**AIM 1**
Return the records unchanged, from their first line through the line containing "house-number: 2 — [161, 417, 167, 427]", inclusive.

[greenstone-users] Re: File size restrctions?

From Greenstone Team
DateMon Aug 1 13:56:46 2011
Subject [greenstone-users] Re: File size restrctions?
In-Reply-To (CAP7FF=eTVnK1RGVXDCS8JG1dcmnSenc8TGzC=955hYJ78SRukw-mail-gmail-com)
Hi Sean,

> Our greenstone installation doesn't seem to have an ext folder is
this something I can just create?

Do you have Greenstone 2.84 installed? You need 2.84 since that's the
version that works with PDFBox and not earlier versions.

If you do have 2.84 installed, then go ahead and create a folder called
"ext" inside your Greenstone installation.

**RECORDS SUPPLIED**
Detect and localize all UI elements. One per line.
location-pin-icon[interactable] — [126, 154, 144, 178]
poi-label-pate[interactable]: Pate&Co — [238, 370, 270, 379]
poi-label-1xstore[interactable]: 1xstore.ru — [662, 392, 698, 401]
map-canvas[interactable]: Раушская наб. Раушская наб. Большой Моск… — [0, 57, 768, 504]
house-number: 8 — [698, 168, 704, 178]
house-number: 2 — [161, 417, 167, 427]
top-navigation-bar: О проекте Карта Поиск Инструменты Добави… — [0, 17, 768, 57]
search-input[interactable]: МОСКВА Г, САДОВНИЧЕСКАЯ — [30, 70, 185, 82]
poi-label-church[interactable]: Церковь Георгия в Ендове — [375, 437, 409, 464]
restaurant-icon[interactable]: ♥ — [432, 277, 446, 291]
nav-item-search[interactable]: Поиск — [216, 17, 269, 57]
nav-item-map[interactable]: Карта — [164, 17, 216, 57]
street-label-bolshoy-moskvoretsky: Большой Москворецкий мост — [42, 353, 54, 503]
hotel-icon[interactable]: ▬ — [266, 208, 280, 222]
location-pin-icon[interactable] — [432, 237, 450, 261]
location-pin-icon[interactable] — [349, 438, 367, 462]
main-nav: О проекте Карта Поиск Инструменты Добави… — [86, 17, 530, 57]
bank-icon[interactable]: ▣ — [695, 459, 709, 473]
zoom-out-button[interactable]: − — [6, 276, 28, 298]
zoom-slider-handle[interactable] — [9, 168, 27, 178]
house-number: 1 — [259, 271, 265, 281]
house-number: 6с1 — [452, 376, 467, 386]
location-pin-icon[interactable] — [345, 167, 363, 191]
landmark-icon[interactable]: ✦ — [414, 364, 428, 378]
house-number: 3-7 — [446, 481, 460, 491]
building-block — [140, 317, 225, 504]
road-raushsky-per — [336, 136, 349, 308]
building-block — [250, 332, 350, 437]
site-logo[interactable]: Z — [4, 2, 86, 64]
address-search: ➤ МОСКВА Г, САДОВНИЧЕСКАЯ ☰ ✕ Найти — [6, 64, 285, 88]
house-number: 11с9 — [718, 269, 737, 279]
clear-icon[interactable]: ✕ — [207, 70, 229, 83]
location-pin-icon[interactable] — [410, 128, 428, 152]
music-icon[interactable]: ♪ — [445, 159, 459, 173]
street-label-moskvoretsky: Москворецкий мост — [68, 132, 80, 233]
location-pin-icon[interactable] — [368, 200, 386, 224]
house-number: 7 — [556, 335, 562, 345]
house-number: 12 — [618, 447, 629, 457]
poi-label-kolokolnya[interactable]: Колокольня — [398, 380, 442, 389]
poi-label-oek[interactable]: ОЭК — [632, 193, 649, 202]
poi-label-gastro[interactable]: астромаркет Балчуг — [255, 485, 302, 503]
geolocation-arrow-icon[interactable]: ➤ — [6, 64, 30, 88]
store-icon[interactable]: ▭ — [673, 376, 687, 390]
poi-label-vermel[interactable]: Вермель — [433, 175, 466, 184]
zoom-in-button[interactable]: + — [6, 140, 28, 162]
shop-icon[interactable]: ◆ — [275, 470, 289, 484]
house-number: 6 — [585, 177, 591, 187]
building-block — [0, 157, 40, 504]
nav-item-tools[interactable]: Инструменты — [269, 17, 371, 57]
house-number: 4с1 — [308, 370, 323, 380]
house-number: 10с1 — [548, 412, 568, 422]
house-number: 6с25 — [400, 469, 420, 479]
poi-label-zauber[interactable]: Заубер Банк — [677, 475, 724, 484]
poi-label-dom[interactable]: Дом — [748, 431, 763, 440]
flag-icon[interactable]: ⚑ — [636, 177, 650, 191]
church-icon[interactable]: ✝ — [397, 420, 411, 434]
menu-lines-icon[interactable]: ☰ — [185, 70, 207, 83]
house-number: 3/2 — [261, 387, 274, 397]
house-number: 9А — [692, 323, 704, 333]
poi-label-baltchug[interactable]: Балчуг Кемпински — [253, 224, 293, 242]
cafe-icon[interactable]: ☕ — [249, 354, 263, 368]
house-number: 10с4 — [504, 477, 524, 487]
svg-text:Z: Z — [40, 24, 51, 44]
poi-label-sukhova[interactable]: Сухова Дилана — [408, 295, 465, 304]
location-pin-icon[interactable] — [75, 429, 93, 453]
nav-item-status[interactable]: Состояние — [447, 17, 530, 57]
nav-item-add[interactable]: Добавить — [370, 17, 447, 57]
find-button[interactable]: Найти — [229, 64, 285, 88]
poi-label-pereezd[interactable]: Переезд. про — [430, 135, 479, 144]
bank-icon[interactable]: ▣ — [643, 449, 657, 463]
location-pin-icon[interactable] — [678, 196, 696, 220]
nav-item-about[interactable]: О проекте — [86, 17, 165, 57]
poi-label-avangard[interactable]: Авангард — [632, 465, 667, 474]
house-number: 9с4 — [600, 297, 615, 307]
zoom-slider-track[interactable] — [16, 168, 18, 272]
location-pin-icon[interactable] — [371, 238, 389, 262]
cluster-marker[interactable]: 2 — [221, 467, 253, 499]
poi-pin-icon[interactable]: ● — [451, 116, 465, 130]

**AIM 2**
Take the passage of the Greenstone forum reply between "Do you have" and "your Greenstone installation.", inclusive, and write it out again with "folder" switched to "directory".

**FINAL ANSWER 1**
Detect and localize all UI elements. One per line.
location-pin-icon[interactable] — [126, 154, 144, 178]
poi-label-pate[interactable]: Pate&Co — [238, 370, 270, 379]
poi-label-1xstore[interactable]: 1xstore.ru — [662, 392, 698, 401]
map-canvas[interactable]: Раушская наб. Раушская наб. Большой Моск… — [0, 57, 768, 504]
house-number: 8 — [698, 168, 704, 178]
house-number: 2 — [161, 417, 167, 427]

**FINAL ANSWER 2**
Do you have Greenstone 2.84 installed? You need 2.84 since that's the
version that works with PDFBox and not earlier versions.

If you do have 2.84 installed, then go ahead and create a directory called
"ext" inside your Greenstone installation.